▶ **The request**: Scan the listing below. Report each line that includes "name".

▶ **Raw records**:

== == ==

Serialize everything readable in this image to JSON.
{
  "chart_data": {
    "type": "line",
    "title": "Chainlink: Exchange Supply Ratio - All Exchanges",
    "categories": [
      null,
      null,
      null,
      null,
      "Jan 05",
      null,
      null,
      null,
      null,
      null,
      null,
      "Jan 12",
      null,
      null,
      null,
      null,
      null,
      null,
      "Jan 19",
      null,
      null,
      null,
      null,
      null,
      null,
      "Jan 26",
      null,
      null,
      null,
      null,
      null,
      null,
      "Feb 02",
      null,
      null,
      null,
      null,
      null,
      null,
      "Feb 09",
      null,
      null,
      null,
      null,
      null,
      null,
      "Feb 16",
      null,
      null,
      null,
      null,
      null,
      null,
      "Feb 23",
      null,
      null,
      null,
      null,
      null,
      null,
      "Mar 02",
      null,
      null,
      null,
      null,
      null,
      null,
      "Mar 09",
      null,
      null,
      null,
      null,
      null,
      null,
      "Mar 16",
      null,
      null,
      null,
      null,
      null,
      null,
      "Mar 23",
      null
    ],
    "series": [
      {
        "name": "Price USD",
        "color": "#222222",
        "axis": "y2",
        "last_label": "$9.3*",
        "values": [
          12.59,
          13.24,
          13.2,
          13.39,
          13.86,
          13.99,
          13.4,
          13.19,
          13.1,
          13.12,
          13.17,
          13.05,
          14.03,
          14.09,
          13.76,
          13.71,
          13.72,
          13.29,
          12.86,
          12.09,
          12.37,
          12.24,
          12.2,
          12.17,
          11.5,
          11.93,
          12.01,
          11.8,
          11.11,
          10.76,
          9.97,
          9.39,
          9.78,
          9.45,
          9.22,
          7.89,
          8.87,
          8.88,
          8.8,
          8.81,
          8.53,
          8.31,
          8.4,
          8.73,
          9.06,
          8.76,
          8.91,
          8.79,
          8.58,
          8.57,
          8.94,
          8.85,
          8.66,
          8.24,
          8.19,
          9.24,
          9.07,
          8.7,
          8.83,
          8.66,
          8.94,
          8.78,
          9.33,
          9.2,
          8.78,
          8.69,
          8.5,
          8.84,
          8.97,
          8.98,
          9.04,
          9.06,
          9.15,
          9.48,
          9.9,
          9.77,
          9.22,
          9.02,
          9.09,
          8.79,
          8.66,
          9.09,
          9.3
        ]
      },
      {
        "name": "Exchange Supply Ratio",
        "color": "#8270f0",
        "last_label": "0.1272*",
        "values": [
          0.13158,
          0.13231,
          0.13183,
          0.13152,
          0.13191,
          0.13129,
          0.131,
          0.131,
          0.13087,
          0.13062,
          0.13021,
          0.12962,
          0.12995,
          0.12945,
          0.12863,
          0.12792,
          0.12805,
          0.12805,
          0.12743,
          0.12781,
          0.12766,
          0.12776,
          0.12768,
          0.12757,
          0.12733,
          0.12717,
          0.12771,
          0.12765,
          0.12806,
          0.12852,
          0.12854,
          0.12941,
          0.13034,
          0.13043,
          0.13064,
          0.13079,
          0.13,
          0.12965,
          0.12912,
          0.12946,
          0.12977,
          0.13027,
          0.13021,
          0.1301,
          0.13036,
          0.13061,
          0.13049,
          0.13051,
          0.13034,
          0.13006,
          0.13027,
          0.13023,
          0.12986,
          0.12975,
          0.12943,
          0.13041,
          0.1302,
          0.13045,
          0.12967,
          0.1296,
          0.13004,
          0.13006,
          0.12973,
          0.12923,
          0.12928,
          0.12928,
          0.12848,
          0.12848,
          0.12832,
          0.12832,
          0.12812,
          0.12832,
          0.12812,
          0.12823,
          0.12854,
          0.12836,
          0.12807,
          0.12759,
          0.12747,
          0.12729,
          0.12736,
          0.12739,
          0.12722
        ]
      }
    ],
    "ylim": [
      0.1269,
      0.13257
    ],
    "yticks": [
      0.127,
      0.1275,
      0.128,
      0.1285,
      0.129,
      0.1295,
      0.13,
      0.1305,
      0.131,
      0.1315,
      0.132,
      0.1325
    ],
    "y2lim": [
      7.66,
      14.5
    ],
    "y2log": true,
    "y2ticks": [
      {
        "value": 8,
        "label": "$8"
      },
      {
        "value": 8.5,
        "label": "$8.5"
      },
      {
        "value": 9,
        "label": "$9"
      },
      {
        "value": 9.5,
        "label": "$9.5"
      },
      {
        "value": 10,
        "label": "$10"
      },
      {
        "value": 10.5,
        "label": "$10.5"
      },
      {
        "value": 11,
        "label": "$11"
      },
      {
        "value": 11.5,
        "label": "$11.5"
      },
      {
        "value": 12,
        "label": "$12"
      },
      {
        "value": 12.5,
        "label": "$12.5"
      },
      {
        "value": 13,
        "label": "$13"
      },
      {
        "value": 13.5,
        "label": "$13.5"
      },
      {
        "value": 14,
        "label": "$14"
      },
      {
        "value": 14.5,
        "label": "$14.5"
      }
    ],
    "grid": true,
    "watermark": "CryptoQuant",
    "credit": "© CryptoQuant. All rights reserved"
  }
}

== == ==

▶ **Task solution**:
        "name": "Price USD",
        "name": "Exchange Supply Ratio",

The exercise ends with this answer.